_EXCERPT PROVIDED_
In Part I of this article, I gave you an overview of just what the art of espaliering fruit trees comprises. If you haven't read it, and aren't familiar with the concept, please go back and read that article first. In this article, I'll give you an overview of espalier techniques and the rationale for them.
The training of an espalier must be accomplished in a precise manner, and can take from several to many years. This is not a hobby for those who must have instant gratification! But, to paraphrase de Quintinie, the creator of the
Potager du Roi and of espalier techniques as we know them today, it is a means of delaying your gratification so that it may be more intense and of longer duration. That is, a well-trained espalier will live longer, and bear much more fruit in a much smaller space than an untrained tree. Of course, it also becomes a piece of living sculpture, a beautiful testimony to the interaction of gardener and tree.
The purpose of the all-important formative pruning and training (attachment of branches in precise positions to a support so that they grow and become rigid in prescribed forms) is to form a framework--called in French a
charpente--that becomes the skeleton of the tree. This process is different from traditional, natural-form pruning techniques in that the form of the
charpente is much more controlled, to produce any of hundreds of geometrically recognizable shapes and to optimize the sap flow and thus the fructification of the tree.

_SUPPLIED MATERIAL_
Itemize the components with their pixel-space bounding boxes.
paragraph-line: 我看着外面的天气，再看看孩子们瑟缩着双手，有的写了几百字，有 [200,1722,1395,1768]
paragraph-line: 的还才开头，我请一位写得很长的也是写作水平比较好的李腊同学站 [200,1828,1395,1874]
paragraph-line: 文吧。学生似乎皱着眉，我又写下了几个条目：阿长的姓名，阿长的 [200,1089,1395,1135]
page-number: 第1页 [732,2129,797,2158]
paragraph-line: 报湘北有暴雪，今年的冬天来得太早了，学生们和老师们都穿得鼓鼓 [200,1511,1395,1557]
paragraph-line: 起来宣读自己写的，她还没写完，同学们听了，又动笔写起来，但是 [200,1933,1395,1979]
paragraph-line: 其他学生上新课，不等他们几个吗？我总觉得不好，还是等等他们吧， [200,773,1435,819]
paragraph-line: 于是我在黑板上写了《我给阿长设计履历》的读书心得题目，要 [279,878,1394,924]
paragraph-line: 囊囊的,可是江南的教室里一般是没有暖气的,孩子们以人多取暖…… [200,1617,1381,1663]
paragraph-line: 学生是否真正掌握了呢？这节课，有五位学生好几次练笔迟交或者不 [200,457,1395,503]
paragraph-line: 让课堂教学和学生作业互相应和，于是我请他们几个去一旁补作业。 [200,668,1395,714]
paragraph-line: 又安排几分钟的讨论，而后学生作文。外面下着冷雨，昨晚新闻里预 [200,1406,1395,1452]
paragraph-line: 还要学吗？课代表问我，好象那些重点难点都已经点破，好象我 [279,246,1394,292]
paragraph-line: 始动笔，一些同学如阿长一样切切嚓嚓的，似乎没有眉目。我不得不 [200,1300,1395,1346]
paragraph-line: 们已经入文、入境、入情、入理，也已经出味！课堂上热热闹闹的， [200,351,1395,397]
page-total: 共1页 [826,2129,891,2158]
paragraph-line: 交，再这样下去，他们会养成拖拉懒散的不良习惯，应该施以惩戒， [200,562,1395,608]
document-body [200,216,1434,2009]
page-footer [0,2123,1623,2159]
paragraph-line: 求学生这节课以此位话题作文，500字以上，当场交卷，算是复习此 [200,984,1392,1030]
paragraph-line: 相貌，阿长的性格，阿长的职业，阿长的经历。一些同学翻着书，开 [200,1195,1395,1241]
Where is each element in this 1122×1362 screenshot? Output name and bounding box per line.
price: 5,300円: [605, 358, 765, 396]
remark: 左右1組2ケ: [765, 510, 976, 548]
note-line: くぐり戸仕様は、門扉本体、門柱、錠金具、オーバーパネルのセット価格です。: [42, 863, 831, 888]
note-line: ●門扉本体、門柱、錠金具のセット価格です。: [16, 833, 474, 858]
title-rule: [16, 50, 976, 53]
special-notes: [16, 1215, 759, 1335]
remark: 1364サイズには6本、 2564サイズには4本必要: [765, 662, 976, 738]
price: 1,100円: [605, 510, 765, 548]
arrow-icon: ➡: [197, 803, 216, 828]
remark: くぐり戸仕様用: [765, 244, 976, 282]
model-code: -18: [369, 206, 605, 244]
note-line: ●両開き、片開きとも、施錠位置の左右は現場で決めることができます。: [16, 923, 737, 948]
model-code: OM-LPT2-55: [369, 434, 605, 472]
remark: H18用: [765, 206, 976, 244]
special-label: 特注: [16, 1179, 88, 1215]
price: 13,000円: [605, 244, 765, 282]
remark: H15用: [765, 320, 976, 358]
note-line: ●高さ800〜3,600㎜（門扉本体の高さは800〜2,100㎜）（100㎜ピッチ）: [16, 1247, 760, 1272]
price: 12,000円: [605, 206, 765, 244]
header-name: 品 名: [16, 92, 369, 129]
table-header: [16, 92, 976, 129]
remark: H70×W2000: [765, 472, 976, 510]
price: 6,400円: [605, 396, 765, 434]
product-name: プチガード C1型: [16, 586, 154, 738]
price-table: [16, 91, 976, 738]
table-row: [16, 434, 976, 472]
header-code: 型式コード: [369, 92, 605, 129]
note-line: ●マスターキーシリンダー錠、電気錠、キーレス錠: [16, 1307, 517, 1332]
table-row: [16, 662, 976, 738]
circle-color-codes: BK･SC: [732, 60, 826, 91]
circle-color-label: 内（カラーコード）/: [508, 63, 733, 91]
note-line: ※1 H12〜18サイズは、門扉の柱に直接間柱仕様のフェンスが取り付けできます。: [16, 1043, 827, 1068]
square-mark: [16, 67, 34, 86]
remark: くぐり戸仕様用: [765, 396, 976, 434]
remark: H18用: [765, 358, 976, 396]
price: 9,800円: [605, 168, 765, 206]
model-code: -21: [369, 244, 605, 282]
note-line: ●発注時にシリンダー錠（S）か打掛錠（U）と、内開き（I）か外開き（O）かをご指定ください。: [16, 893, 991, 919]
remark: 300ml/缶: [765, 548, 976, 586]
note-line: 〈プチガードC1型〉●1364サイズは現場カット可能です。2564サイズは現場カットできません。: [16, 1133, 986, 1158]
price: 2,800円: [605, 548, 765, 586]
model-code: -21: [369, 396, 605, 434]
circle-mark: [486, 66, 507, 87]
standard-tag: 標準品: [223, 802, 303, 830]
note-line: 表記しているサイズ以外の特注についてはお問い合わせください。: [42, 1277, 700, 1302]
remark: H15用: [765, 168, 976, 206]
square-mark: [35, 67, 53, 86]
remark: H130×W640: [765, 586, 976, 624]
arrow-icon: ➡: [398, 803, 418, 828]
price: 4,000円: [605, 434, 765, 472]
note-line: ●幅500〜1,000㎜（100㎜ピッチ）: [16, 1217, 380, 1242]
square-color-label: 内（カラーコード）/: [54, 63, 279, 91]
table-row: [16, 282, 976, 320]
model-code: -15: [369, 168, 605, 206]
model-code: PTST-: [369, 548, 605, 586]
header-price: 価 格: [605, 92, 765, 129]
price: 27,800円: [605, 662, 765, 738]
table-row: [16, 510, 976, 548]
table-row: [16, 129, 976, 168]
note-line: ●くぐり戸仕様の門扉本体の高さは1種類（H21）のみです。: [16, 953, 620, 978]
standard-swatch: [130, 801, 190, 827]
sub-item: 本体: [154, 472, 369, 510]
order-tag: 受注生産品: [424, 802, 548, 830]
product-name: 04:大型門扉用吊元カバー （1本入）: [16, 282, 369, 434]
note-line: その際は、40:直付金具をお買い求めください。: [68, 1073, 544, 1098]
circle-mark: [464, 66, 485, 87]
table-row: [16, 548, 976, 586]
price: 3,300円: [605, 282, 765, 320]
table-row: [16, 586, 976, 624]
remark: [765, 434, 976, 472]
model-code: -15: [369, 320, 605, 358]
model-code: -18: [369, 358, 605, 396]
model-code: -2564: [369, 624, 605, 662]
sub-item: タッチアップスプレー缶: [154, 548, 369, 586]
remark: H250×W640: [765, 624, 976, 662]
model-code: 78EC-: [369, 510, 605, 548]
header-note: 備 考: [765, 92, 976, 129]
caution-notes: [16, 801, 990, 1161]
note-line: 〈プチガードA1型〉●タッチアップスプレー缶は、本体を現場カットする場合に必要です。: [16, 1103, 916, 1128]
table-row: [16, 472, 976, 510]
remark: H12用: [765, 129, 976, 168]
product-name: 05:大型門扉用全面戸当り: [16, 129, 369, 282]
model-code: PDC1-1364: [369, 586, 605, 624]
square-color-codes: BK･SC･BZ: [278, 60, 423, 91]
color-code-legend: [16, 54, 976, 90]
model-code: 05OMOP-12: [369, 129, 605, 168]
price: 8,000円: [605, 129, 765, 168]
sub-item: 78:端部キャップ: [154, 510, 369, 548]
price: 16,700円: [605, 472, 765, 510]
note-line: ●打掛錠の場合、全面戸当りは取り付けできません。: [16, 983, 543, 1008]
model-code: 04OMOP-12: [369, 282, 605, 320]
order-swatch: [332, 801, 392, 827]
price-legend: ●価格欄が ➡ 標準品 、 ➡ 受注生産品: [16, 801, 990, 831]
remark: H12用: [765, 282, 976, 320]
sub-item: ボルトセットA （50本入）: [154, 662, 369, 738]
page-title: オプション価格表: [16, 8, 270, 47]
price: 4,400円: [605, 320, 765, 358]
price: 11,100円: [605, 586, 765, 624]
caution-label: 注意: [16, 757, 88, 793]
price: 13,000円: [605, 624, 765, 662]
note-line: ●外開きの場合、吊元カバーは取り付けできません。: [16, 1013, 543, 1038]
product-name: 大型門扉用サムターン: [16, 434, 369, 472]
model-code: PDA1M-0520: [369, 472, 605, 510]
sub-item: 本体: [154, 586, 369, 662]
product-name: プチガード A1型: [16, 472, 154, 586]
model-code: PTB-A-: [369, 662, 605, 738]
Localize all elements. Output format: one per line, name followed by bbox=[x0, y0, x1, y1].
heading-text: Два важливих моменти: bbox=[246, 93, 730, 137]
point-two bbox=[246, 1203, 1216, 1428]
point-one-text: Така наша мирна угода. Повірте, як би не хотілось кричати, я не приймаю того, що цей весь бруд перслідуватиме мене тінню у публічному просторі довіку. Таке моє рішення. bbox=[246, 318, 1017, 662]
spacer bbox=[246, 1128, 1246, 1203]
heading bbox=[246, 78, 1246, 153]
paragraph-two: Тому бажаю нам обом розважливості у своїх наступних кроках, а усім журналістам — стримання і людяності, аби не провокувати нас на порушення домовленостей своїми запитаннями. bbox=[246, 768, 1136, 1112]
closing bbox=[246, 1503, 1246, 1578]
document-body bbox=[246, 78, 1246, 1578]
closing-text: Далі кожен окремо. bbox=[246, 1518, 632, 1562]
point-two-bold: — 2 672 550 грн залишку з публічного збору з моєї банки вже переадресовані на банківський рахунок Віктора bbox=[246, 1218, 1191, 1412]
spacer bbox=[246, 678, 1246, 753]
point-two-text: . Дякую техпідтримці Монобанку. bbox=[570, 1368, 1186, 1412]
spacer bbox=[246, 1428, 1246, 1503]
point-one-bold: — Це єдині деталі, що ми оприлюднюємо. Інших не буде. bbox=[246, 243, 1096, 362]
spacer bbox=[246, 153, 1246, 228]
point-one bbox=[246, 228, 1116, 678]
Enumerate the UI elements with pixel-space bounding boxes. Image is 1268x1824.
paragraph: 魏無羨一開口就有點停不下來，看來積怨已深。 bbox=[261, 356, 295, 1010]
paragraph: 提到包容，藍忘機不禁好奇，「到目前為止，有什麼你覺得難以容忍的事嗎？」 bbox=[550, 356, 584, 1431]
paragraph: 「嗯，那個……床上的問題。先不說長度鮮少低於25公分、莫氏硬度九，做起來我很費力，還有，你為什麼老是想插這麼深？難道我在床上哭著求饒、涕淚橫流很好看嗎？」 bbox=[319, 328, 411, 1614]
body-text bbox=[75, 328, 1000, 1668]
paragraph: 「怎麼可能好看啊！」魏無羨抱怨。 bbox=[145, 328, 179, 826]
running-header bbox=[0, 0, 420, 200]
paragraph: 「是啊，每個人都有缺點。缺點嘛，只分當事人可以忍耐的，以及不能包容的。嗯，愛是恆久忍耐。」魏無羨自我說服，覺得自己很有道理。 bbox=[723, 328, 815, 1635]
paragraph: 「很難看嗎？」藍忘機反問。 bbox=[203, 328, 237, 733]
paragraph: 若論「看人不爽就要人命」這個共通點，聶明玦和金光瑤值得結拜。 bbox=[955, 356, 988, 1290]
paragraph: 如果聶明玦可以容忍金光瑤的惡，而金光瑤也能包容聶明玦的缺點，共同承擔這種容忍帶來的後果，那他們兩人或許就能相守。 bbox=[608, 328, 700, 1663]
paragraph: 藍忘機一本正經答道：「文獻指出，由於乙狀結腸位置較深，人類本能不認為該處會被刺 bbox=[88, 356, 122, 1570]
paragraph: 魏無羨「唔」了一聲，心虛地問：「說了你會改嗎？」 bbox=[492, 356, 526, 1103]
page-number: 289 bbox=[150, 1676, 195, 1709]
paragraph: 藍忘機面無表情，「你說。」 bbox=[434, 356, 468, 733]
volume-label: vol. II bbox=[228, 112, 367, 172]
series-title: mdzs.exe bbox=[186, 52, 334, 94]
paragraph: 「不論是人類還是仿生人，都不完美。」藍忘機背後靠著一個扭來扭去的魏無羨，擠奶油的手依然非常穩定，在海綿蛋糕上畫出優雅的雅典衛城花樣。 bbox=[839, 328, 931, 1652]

_GOALS_
a – According to the espalier article, what is the French word for the framework that becomes the tree's skeleton?
b – Continue the espalier article from its last sentence, keeping the same voice.
The rows are separate from the espalier article.

_EXERCISE RESPONSES_
a – Charpente.

b –
A basic principle in the formation of the
charpente is that its branches must be solid and of adequate diameter to support the weight of fruit the tree will bear. In espalier forms that are trained against a wall, (see drawing at right) this is less crucial, but only slightly so, as it is always possible that branches may whip free of their support during a storm and tragically break.

In order to achieve a rigid
charpente, the lengthening of the skeletal branches must be slowed so that they grow in girth instead. This is accomplished with appropriate pruning cuts.
Besides needing to be solid, the
charpente must be as perfectly balanced, or distributed through its given pattern in an even, symmetrical manner. This is necessary to assure the balanced flow of sap throughout the tree. Just as more water flows through a larger diameter pipe, more sap flows through a thicker caliper branch.
And just as a bend in the pipe slows the water's flow, so does a bend in the branch.
The more horizontal the angle of the branch, the less sap flows through it. This is one of the primordial principles of tree physiology that is exploited by the skilled trainer of espaliers, because when the flow of sap is braked, the branch produces
fruit--as opposed to vegetative--buds. Fruit buds--as the name implies--produce a blossom (followed by a fruit) whereas vegetative buds produce a woody shoot with leaves.
As you might have deduced, learning to tell the difference between the two is crucial, not only to the art of espalier, but to all fruit tree pruning. In general, a fruit bud is fat and rounded, while a vegetative bud is slender, pointed, and sleek. Close examination of any fruit tree during the dormant season should make the difference obvious.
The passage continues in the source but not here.